• [EXERCISE INSTRUCTIONS]: The records that follow need to be output exactly as they are.

• [RECORDS PROVIDED]:
........

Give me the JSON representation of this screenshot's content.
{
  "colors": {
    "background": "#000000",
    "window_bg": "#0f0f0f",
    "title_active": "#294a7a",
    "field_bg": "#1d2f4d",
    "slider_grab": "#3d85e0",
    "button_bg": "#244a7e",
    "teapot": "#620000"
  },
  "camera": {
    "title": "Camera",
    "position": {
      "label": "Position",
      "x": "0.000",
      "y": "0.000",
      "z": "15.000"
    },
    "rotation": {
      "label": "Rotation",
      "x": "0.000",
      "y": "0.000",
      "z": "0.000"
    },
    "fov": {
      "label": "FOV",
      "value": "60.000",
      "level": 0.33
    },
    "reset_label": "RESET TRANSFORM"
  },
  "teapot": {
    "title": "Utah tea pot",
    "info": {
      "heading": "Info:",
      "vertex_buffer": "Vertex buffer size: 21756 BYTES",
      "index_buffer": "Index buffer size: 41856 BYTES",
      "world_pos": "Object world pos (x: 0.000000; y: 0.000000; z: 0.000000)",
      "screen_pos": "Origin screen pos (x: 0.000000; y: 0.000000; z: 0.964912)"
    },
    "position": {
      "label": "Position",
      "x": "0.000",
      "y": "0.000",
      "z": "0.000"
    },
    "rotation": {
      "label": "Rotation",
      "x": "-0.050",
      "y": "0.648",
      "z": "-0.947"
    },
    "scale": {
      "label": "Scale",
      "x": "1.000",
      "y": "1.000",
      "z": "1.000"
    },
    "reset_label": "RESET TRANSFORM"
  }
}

........

• [RESPONSE TO THIS TASK]:
Give me the JSON representation of this screenshot's content.
{
  "colors": {
    "background": "#000000",
    "window_bg": "#0f0f0f",
    "title_active": "#294a7a",
    "field_bg": "#1d2f4d",
    "slider_grab": "#3d85e0",
    "button_bg": "#244a7e",
    "teapot": "#620000"
  },
  "camera": {
    "title": "Camera",
    "position": {
      "label": "Position",
      "x": "0.000",
      "y": "0.000",
      "z": "15.000"
    },
    "rotation": {
      "label": "Rotation",
      "x": "0.000",
      "y": "0.000",
      "z": "0.000"
    },
    "fov": {
      "label": "FOV",
      "value": "60.000",
      "level": 0.33
    },
    "reset_label": "RESET TRANSFORM"
  },
  "teapot": {
    "title": "Utah tea pot",
    "info": {
      "heading": "Info:",
      "vertex_buffer": "Vertex buffer size: 21756 BYTES",
      "index_buffer": "Index buffer size: 41856 BYTES",
      "world_pos": "Object world pos (x: 0.000000; y: 0.000000; z: 0.000000)",
      "screen_pos": "Origin screen pos (x: 0.000000; y: 0.000000; z: 0.964912)"
    },
    "position": {
      "label": "Position",
      "x": "0.000",
      "y": "0.000",
      "z": "0.000"
    },
    "rotation": {
      "label": "Rotation",
      "x": "-0.050",
      "y": "0.648",
      "z": "-0.947"
    },
    "scale": {
      "label": "Scale",
      "x": "1.000",
      "y": "1.000",
      "z": "1.000"
    },
    "reset_label": "RESET TRANSFORM"
  }
}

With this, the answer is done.